### Task directions
Reproduce all entries word for word.
——
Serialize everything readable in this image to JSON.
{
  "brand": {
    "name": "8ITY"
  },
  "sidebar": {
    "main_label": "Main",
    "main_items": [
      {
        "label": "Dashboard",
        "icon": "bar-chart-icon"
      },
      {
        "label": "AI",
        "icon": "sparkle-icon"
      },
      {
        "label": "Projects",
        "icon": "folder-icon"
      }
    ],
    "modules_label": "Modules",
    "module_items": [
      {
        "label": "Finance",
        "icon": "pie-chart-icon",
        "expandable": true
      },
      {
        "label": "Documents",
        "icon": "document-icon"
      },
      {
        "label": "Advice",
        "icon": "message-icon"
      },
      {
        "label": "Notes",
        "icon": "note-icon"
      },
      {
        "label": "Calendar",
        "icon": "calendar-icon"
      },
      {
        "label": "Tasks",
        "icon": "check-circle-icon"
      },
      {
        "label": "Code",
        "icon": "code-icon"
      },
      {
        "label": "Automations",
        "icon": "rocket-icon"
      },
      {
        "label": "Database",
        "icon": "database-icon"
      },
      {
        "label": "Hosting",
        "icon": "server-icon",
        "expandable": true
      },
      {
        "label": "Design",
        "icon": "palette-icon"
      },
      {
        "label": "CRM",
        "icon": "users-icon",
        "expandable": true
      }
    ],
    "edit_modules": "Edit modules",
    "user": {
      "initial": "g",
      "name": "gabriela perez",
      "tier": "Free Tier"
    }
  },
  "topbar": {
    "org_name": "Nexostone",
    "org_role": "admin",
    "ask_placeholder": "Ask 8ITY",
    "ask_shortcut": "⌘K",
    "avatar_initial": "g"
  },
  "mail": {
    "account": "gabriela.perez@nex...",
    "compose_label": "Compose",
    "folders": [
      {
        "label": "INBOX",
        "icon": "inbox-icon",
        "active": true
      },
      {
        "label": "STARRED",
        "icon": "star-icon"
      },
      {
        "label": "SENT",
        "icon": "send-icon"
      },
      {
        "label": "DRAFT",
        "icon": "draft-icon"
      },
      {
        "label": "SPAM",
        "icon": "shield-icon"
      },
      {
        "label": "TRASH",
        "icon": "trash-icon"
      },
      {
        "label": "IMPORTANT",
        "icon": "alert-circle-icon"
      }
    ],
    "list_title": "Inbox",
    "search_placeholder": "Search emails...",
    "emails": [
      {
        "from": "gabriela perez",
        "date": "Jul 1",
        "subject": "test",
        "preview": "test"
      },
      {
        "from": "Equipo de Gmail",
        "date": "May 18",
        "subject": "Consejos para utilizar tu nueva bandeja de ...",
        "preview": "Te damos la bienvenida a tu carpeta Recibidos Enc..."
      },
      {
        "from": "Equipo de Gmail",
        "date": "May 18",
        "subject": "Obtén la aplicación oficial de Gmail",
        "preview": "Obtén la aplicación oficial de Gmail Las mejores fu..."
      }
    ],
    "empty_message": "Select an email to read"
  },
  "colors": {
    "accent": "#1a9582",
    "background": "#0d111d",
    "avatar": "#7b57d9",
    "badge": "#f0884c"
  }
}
——
### Expected answer
Serialize everything readable in this image to JSON.
{
  "brand": {
    "name": "8ITY"
  },
  "sidebar": {
    "main_label": "Main",
    "main_items": [
      {
        "label": "Dashboard",
        "icon": "bar-chart-icon"
      },
      {
        "label": "AI",
        "icon": "sparkle-icon"
      },
      {
        "label": "Projects",
        "icon": "folder-icon"
      }
    ],
    "modules_label": "Modules",
    "module_items": [
      {
        "label": "Finance",
        "icon": "pie-chart-icon",
        "expandable": true
      },
      {
        "label": "Documents",
        "icon": "document-icon"
      },
      {
        "label": "Advice",
        "icon": "message-icon"
      },
      {
        "label": "Notes",
        "icon": "note-icon"
      },
      {
        "label": "Calendar",
        "icon": "calendar-icon"
      },
      {
        "label": "Tasks",
        "icon": "check-circle-icon"
      },
      {
        "label": "Code",
        "icon": "code-icon"
      },
      {
        "label": "Automations",
        "icon": "rocket-icon"
      },
      {
        "label": "Database",
        "icon": "database-icon"
      },
      {
        "label": "Hosting",
        "icon": "server-icon",
        "expandable": true
      },
      {
        "label": "Design",
        "icon": "palette-icon"
      },
      {
        "label": "CRM",
        "icon": "users-icon",
        "expandable": true
      }
    ],
    "edit_modules": "Edit modules",
    "user": {
      "initial": "g",
      "name": "gabriela perez",
      "tier": "Free Tier"
    }
  },
  "topbar": {
    "org_name": "Nexostone",
    "org_role": "admin",
    "ask_placeholder": "Ask 8ITY",
    "ask_shortcut": "⌘K",
    "avatar_initial": "g"
  },
  "mail": {
    "account": "gabriela.perez@nex...",
    "compose_label": "Compose",
    "folders": [
      {
        "label": "INBOX",
        "icon": "inbox-icon",
        "active": true
      },
      {
        "label": "STARRED",
        "icon": "star-icon"
      },
      {
        "label": "SENT",
        "icon": "send-icon"
      },
      {
        "label": "DRAFT",
        "icon": "draft-icon"
      },
      {
        "label": "SPAM",
        "icon": "shield-icon"
      },
      {
        "label": "TRASH",
        "icon": "trash-icon"
      },
      {
        "label": "IMPORTANT",
        "icon": "alert-circle-icon"
      }
    ],
    "list_title": "Inbox",
    "search_placeholder": "Search emails...",
    "emails": [
      {
        "from": "gabriela perez",
        "date": "Jul 1",
        "subject": "test",
        "preview": "test"
      },
      {
        "from": "Equipo de Gmail",
        "date": "May 18",
        "subject": "Consejos para utilizar tu nueva bandeja de ...",
        "preview": "Te damos la bienvenida a tu carpeta Recibidos Enc..."
      },
      {
        "from": "Equipo de Gmail",
        "date": "May 18",
        "subject": "Obtén la aplicación oficial de Gmail",
        "preview": "Obtén la aplicación oficial de Gmail Las mejores fu..."
      }
    ],
    "empty_message": "Select an email to read"
  },
  "colors": {
    "accent": "#1a9582",
    "background": "#0d111d",
    "avatar": "#7b57d9",
    "badge": "#f0884c"
  }
}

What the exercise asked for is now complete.